REQUIRED TASK: Which lines have the string "在第二象限"? Copy all of them from the entries below.

MATERIAL TO PROCESS:

## Begin

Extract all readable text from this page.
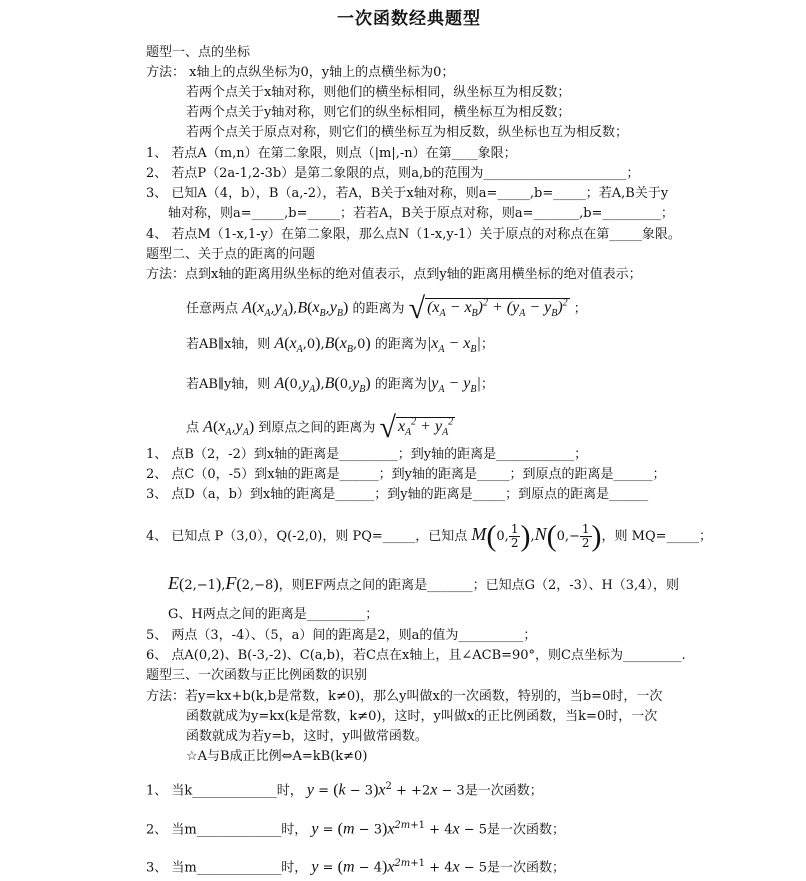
一次函数经典题型
题型一、点的坐标
方法： x轴上的点纵坐标为0，y轴上的点横坐标为0；
若两个点关于x轴对称，则他们的横坐标相同，纵坐标互为相反数；
若两个点关于y轴对称，则它们的纵坐标相同，横坐标互为相反数；
若两个点关于原点对称，则它们的横坐标互为相反数，纵坐标也互为相反数；
1、 若点A（m,n）在第二象限，则点（|m|,-n）在第____象限；
2、 若点P（2a-1,2-3b）是第二象限的点，则a,b的范围为______________________；
3、 已知A（4，b），B（a,-2），若A，B关于x轴对称，则a=_____,b=_____；若A,B关于y
轴对称，则a=_____,b=_____；若若A，B关于原点对称，则a=_______,b=_________；
4、 若点M（1-x,1-y）在第二象限，那么点N（1-x,y-1）关于原点的对称点在第_____象限。
题型二、关于点的距离的问题
方法：点到x轴的距离用纵坐标的绝对值表示，点到y轴的距离用横坐标的绝对值表示；
任意两点 $A(x_A,y_A),B(x_B,y_B)$ 的距离为 √ $(x_A - x_B)^2 + (y_A - y_B)^2$ ；
若AB∥x轴，则 $A(x_A,0),B(x_B,0)$ 的距离为$|x_A - x_B|$；
若AB∥y轴，则 $A(0,y_A),B(0,y_B)$ 的距离为$|y_A - y_B|$；
点 $A(x_A,y_A)$ 到原点之间的距离为 √ $x_A^2 + y_A^2$
1、 点B（2，-2）到x轴的距离是_________；到y轴的距离是____________；
2、 点C（0，-5）到x轴的距离是______；到y轴的距离是_____；到原点的距离是______；
3、 点D（a，b）到x轴的距离是______；到y轴的距离是_____；到原点的距离是______
4、 已知点 P（3,0），Q(-2,0)，则 PQ=_____，已知点 M(0, $\frac{1}{2} ),N(0,- \frac{1}{2}$ )，则 MQ=_____；
E(2,−1),F(2,−8)，则EF两点之间的距离是_______；已知点G（2，-3）、H（3,4），则
G、H两点之间的距离是_________；
5、 两点（3，-4）、（5，a）间的距离是2，则a的值为__________；
6、 点A(0,2)、B(-3,-2)、C(a,b)，若C点在x轴上，且∠ACB=90°，则C点坐标为_________.
题型三、一次函数与正比例函数的识别
方法：若y=kx+b(k,b是常数，k≠0)，那么y叫做x的一次函数，特别的，当b=0时，一次
函数就成为y=kx(k是常数，k≠0)，这时，y叫做x的正比例函数，当k=0时，一次
函数就成为若y=b，这时，y叫做常函数。
☆A与B成正比例⇔A=kB(k≠0)
1、 当k_____________时， $y = (k - 3)x^2 + +2x - 3$是一次函数；
2、 当m_____________时， $y = (m - 3)x^{2m+1} + 4x - 5$是一次函数；
3、 当m_____________时， $y = (m - 4)x^{2m+1} + 4x - 5$是一次函数；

## End

PROBLEM SOLUTION:
1、 若点A（m,n）在第二象限，则点（|m|,-n）在第____象限；
4、 若点M（1-x,1-y）在第二象限，那么点N（1-x,y-1）关于原点的对称点在第_____象限。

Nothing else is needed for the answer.